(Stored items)
** Begin **

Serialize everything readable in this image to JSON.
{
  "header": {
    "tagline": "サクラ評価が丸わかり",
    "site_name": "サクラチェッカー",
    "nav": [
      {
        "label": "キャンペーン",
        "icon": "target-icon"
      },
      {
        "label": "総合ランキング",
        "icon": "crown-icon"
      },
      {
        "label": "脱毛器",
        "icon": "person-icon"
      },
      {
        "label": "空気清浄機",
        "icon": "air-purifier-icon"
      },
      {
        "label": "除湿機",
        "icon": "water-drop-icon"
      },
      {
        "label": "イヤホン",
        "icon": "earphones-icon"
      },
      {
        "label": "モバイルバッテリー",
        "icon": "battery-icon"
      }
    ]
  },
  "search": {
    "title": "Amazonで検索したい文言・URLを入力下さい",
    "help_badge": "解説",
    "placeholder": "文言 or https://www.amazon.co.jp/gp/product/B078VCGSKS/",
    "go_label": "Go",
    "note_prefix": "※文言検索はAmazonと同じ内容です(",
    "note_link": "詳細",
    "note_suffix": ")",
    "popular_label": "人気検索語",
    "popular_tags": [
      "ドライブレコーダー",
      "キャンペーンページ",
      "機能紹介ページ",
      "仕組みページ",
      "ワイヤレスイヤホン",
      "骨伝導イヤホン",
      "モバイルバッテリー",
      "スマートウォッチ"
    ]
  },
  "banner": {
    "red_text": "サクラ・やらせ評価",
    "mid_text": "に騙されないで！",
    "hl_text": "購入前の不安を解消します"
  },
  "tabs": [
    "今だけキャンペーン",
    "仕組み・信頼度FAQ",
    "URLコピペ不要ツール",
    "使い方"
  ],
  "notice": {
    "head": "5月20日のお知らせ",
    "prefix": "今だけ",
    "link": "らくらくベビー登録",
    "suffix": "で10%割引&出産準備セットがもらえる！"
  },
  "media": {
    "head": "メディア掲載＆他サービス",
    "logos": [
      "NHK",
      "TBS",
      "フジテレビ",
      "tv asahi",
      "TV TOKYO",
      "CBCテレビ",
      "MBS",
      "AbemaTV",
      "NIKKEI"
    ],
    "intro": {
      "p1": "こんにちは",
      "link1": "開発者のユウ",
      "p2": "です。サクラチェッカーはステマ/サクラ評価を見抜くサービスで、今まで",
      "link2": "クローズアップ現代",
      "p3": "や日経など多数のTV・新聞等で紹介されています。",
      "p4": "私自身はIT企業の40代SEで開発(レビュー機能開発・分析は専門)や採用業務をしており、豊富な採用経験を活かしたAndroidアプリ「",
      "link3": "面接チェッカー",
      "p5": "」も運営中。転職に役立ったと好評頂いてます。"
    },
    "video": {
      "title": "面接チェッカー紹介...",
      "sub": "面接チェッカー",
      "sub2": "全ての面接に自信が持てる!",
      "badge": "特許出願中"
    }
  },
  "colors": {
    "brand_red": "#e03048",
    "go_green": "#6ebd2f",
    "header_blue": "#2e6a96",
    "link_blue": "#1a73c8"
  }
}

** End **

_AIM OF THE EXERCISE_
Pick out each line containing the string "title" and copy it.

_WRITTEN RESPONSE_
    "title": "Amazonで検索したい文言・URLを入力下さい",
      "title": "面接チェッカー紹介...",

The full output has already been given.